INSTRUCTIONS TO FOLLOW: Copy all the entries word for word, but omit the pictures.

Data items
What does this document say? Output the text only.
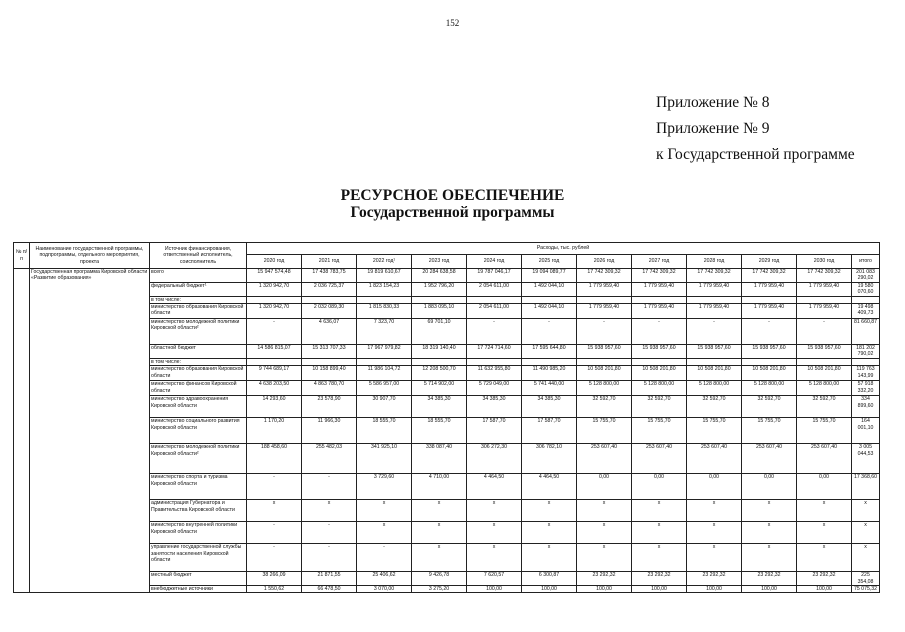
152
Приложение № 8
Приложение № 9
к Государственной программе
РЕСУРСНОЕ ОБЕСПЕЧЕНИЕ
Государственной программы
№ п/п	Наименование государственной программы, подпрограммы, отдельного мероприятия, проекта	Источник финансирования, ответственный исполнитель, соисполнитель	Расходы, тыс. рублей											
			2020 год	2021 год	2022 год¹	2023 год	2024 год	2025 год	2026 год	2027 год	2028 год	2029 год	2030 год	итого
	Государственная программа Кировской области «Развитие образования»	всего	15 947 574,48	17 438 783,75	19 819 610,67	20 284 638,58	19 787 046,17	19 094 089,77	17 742 309,32	17 742 309,32	17 742 309,32	17 742 309,32	17 742 309,32	201 083 290,02
		федеральный бюджет¹	1 320 942,70	2 036 725,37	1 823 154,23	1 952 796,20	2 054 611,00	1 492 044,10	1 779 959,40	1 779 959,40	1 779 959,40	1 779 959,40	1 779 959,40	19 580 070,60
		в том числе:												
		министерство образования Кировской области	1 320 942,70	2 032 089,30	1 815 830,33	1 883 095,10	2 054 611,00	1 492 044,10	1 779 959,40	1 779 959,40	1 779 959,40	1 779 959,40	1 779 959,40	19 498 409,73
		министерство молодежной политики Кировской области²	-	4 636,07	7 323,70	69 701,10	-	-	-	-	-	-	-	81 660,87
		областной бюджет	14 586 815,07	15 313 707,33	17 967 979,82	18 319 140,40	17 724 714,60	17 595 644,80	15 938 957,60	15 938 957,60	15 938 957,60	15 938 957,60	15 938 957,60	181 202 790,02
		в том числе:												
		министерство образования Кировской области	9 744 689,17	10 158 899,40	11 986 104,72	12 208 500,70	11 632 955,80	11 490 985,20	10 508 201,80	10 508 201,80	10 508 201,80	10 508 201,80	10 508 201,80	119 763 143,99
		министерство финансов Кировской области	4 638 203,50	4 863 780,70	5 586 957,00	5 714 902,00	5 729 049,00	5 741 440,00	5 128 800,00	5 128 800,00	5 128 800,00	5 128 800,00	5 128 800,00	57 918 332,20
		министерство здравоохранения Кировской области	14 293,60	23 578,90	30 907,70	34 385,30	34 385,30	34 385,30	32 592,70	32 592,70	32 592,70	32 592,70	32 592,70	334 899,60
		министерство социального развития Кировской области	1 170,20	11 966,30	18 555,70	18 555,70	17 587,70	17 587,70	15 755,70	15 755,70	15 755,70	15 755,70	15 755,70	164 001,10
		министерство молодежной политики Кировской области²	188 458,60	255 482,03	341 925,10	338 087,40	306 272,30	306 782,10	253 607,40	253 607,40	253 607,40	253 607,40	253 607,40	3 005 044,53
		министерство спорта и туризма Кировской области	-	-	3 729,60	4 710,00	4 464,50	4 464,50	0,00	0,00	0,00	0,00	0,00	17 368,60
		администрация Губернатора и Правительства Кировской области	x	x	x	x	x	x	x	x	x	x	x	x
		министерство внутренней политики Кировской области	-	-	x	x	x	x	x	x	x	x	x	x
		управление государственной службы занятости населения Кировской области	-	-	-	x	x	x	x	x	x	x	x	x
		местный бюджет	38 266,09	21 871,55	25 406,62	9 426,78	7 620,57	6 300,87	23 292,32	23 292,32	23 292,32	23 292,32	23 292,32	225 354,08
		внебюджетные источники	1 550,62	66 478,50	3 070,00	3 275,20	100,00	100,00	100,00	100,00	100,00	100,00	100,00	75 075,32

ANSWER BELOW:
What does this document say? Output the text only.
152
Приложение № 8
Приложение № 9
к Государственной программе
РЕСУРСНОЕ ОБЕСПЕЧЕНИЕ
Государственной программы
№ п/п	Наименование государственной программы, подпрограммы, отдельного мероприятия, проекта	Источник финансирования, ответственный исполнитель, соисполнитель	Расходы, тыс. рублей											
			2020 год	2021 год	2022 год¹	2023 год	2024 год	2025 год	2026 год	2027 год	2028 год	2029 год	2030 год	итого
	Государственная программа Кировской области «Развитие образования»	всего	15 947 574,48	17 438 783,75	19 819 610,67	20 284 638,58	19 787 046,17	19 094 089,77	17 742 309,32	17 742 309,32	17 742 309,32	17 742 309,32	17 742 309,32	201 083 290,02
		федеральный бюджет¹	1 320 942,70	2 036 725,37	1 823 154,23	1 952 796,20	2 054 611,00	1 492 044,10	1 779 959,40	1 779 959,40	1 779 959,40	1 779 959,40	1 779 959,40	19 580 070,60
		в том числе:												
		министерство образования Кировской области	1 320 942,70	2 032 089,30	1 815 830,33	1 883 095,10	2 054 611,00	1 492 044,10	1 779 959,40	1 779 959,40	1 779 959,40	1 779 959,40	1 779 959,40	19 498 409,73
		министерство молодежной политики Кировской области²	-	4 636,07	7 323,70	69 701,10	-	-	-	-	-	-	-	81 660,87
		областной бюджет	14 586 815,07	15 313 707,33	17 967 979,82	18 319 140,40	17 724 714,60	17 595 644,80	15 938 957,60	15 938 957,60	15 938 957,60	15 938 957,60	15 938 957,60	181 202 790,02
		в том числе:												
		министерство образования Кировской области	9 744 689,17	10 158 899,40	11 986 104,72	12 208 500,70	11 632 955,80	11 490 985,20	10 508 201,80	10 508 201,80	10 508 201,80	10 508 201,80	10 508 201,80	119 763 143,99
		министерство финансов Кировской области	4 638 203,50	4 863 780,70	5 586 957,00	5 714 902,00	5 729 049,00	5 741 440,00	5 128 800,00	5 128 800,00	5 128 800,00	5 128 800,00	5 128 800,00	57 918 332,20
		министерство здравоохранения Кировской области	14 293,60	23 578,90	30 907,70	34 385,30	34 385,30	34 385,30	32 592,70	32 592,70	32 592,70	32 592,70	32 592,70	334 899,60
		министерство социального развития Кировской области	1 170,20	11 966,30	18 555,70	18 555,70	17 587,70	17 587,70	15 755,70	15 755,70	15 755,70	15 755,70	15 755,70	164 001,10
		министерство молодежной политики Кировской области²	188 458,60	255 482,03	341 925,10	338 087,40	306 272,30	306 782,10	253 607,40	253 607,40	253 607,40	253 607,40	253 607,40	3 005 044,53
		министерство спорта и туризма Кировской области	-	-	3 729,60	4 710,00	4 464,50	4 464,50	0,00	0,00	0,00	0,00	0,00	17 368,60
		администрация Губернатора и Правительства Кировской области	x	x	x	x	x	x	x	x	x	x	x	x
		министерство внутренней политики Кировской области	-	-	x	x	x	x	x	x	x	x	x	x
		управление государственной службы занятости населения Кировской области	-	-	-	x	x	x	x	x	x	x	x	x
		местный бюджет	38 266,09	21 871,55	25 406,62	9 426,78	7 620,57	6 300,87	23 292,32	23 292,32	23 292,32	23 292,32	23 292,32	225 354,08
		внебюджетные источники	1 550,62	66 478,50	3 070,00	3 275,20	100,00	100,00	100,00	100,00	100,00	100,00	100,00	75 075,32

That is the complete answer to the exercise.